◆ **Extracted data entries**:
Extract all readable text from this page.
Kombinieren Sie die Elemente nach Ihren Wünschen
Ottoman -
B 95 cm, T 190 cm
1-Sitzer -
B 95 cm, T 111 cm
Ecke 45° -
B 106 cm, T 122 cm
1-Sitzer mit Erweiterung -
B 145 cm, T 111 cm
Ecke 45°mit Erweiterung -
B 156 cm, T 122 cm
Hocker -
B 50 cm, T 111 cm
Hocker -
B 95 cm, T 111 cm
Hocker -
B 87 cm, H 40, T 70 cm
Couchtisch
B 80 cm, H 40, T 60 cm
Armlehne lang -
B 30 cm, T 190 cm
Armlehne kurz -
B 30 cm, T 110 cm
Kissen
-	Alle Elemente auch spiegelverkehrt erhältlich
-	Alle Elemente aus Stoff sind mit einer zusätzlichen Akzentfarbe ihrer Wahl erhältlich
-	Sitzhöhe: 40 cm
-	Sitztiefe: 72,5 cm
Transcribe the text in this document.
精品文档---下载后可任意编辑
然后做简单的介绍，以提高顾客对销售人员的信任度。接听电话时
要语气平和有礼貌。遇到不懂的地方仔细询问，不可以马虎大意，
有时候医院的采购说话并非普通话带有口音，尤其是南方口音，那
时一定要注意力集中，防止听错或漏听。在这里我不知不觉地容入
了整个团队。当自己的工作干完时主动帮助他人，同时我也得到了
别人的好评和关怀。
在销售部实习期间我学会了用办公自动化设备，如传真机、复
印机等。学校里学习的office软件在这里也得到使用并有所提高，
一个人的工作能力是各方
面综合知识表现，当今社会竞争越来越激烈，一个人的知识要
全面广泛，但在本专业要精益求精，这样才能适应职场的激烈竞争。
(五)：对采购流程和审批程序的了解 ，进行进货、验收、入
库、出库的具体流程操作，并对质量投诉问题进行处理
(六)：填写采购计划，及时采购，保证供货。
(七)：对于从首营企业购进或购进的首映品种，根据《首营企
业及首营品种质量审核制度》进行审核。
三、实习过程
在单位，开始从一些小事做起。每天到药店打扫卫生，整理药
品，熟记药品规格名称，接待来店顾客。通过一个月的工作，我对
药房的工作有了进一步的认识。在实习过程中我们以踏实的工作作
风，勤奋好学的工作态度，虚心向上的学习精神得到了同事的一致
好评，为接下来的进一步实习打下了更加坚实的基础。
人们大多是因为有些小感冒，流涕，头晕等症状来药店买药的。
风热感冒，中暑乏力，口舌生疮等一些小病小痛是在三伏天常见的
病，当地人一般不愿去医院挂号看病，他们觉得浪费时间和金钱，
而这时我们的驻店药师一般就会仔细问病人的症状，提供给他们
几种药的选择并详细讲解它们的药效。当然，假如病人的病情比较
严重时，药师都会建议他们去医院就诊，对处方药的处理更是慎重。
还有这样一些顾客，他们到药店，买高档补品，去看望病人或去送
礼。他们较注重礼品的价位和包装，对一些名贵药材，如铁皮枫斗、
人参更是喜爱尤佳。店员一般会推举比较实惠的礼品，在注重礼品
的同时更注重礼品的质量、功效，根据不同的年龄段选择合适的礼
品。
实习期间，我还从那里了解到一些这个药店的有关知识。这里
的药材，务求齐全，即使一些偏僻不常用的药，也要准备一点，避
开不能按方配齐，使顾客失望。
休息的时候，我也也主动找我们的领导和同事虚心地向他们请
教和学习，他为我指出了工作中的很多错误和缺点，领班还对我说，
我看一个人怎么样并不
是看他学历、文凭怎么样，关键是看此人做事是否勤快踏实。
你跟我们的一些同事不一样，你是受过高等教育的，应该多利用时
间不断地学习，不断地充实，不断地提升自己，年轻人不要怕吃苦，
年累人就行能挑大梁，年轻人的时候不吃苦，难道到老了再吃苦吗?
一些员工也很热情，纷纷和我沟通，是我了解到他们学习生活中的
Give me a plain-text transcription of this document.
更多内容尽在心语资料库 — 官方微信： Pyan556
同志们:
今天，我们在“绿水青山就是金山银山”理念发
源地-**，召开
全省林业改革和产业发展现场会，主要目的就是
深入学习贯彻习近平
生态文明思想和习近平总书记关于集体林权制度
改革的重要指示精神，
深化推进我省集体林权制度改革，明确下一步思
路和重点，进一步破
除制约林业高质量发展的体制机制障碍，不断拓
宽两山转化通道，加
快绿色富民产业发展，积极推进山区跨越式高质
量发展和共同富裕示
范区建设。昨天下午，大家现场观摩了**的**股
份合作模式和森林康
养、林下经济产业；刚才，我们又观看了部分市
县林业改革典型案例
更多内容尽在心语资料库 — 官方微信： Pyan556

◆ **EXERCISE**:
Copy every line verbatim.

◆ **CORRECT OUTPUT**:
Extract all readable text from this page.
Kombinieren Sie die Elemente nach Ihren Wünschen
Ottoman -
B 95 cm, T 190 cm
1-Sitzer -
B 95 cm, T 111 cm
Ecke 45° -
B 106 cm, T 122 cm
1-Sitzer mit Erweiterung -
B 145 cm, T 111 cm
Ecke 45°mit Erweiterung -
B 156 cm, T 122 cm
Hocker -
B 50 cm, T 111 cm
Hocker -
B 95 cm, T 111 cm
Hocker -
B 87 cm, H 40, T 70 cm
Couchtisch
B 80 cm, H 40, T 60 cm
Armlehne lang -
B 30 cm, T 190 cm
Armlehne kurz -
B 30 cm, T 110 cm
Kissen
-	Alle Elemente auch spiegelverkehrt erhältlich
-	Alle Elemente aus Stoff sind mit einer zusätzlichen Akzentfarbe ihrer Wahl erhältlich
-	Sitzhöhe: 40 cm
-	Sitztiefe: 72,5 cm
Transcribe the text in this document.
精品文档---下载后可任意编辑
然后做简单的介绍，以提高顾客对销售人员的信任度。接听电话时
要语气平和有礼貌。遇到不懂的地方仔细询问，不可以马虎大意，
有时候医院的采购说话并非普通话带有口音，尤其是南方口音，那
时一定要注意力集中，防止听错或漏听。在这里我不知不觉地容入
了整个团队。当自己的工作干完时主动帮助他人，同时我也得到了
别人的好评和关怀。
在销售部实习期间我学会了用办公自动化设备，如传真机、复
印机等。学校里学习的office软件在这里也得到使用并有所提高，
一个人的工作能力是各方
面综合知识表现，当今社会竞争越来越激烈，一个人的知识要
全面广泛，但在本专业要精益求精，这样才能适应职场的激烈竞争。
(五)：对采购流程和审批程序的了解 ，进行进货、验收、入
库、出库的具体流程操作，并对质量投诉问题进行处理
(六)：填写采购计划，及时采购，保证供货。
(七)：对于从首营企业购进或购进的首映品种，根据《首营企
业及首营品种质量审核制度》进行审核。
三、实习过程
在单位，开始从一些小事做起。每天到药店打扫卫生，整理药
品，熟记药品规格名称，接待来店顾客。通过一个月的工作，我对
药房的工作有了进一步的认识。在实习过程中我们以踏实的工作作
风，勤奋好学的工作态度，虚心向上的学习精神得到了同事的一致
好评，为接下来的进一步实习打下了更加坚实的基础。
人们大多是因为有些小感冒，流涕，头晕等症状来药店买药的。
风热感冒，中暑乏力，口舌生疮等一些小病小痛是在三伏天常见的
病，当地人一般不愿去医院挂号看病，他们觉得浪费时间和金钱，
而这时我们的驻店药师一般就会仔细问病人的症状，提供给他们
几种药的选择并详细讲解它们的药效。当然，假如病人的病情比较
严重时，药师都会建议他们去医院就诊，对处方药的处理更是慎重。
还有这样一些顾客，他们到药店，买高档补品，去看望病人或去送
礼。他们较注重礼品的价位和包装，对一些名贵药材，如铁皮枫斗、
人参更是喜爱尤佳。店员一般会推举比较实惠的礼品，在注重礼品
的同时更注重礼品的质量、功效，根据不同的年龄段选择合适的礼
品。
实习期间，我还从那里了解到一些这个药店的有关知识。这里
的药材，务求齐全，即使一些偏僻不常用的药，也要准备一点，避
开不能按方配齐，使顾客失望。
休息的时候，我也也主动找我们的领导和同事虚心地向他们请
教和学习，他为我指出了工作中的很多错误和缺点，领班还对我说，
我看一个人怎么样并不
是看他学历、文凭怎么样，关键是看此人做事是否勤快踏实。
你跟我们的一些同事不一样，你是受过高等教育的，应该多利用时
间不断地学习，不断地充实，不断地提升自己，年轻人不要怕吃苦，
年累人就行能挑大梁，年轻人的时候不吃苦，难道到老了再吃苦吗?
一些员工也很热情，纷纷和我沟通，是我了解到他们学习生活中的
Give me a plain-text transcription of this document.
更多内容尽在心语资料库 — 官方微信： Pyan556
同志们:
今天，我们在“绿水青山就是金山银山”理念发
源地-**，召开
全省林业改革和产业发展现场会，主要目的就是
深入学习贯彻习近平
生态文明思想和习近平总书记关于集体林权制度
改革的重要指示精神，
深化推进我省集体林权制度改革，明确下一步思
路和重点，进一步破
除制约林业高质量发展的体制机制障碍，不断拓
宽两山转化通道，加
快绿色富民产业发展，积极推进山区跨越式高质
量发展和共同富裕示
范区建设。昨天下午，大家现场观摩了**的**股
份合作模式和森林康
养、林下经济产业；刚才，我们又观看了部分市
县林业改革典型案例
更多内容尽在心语资料库 — 官方微信： Pyan556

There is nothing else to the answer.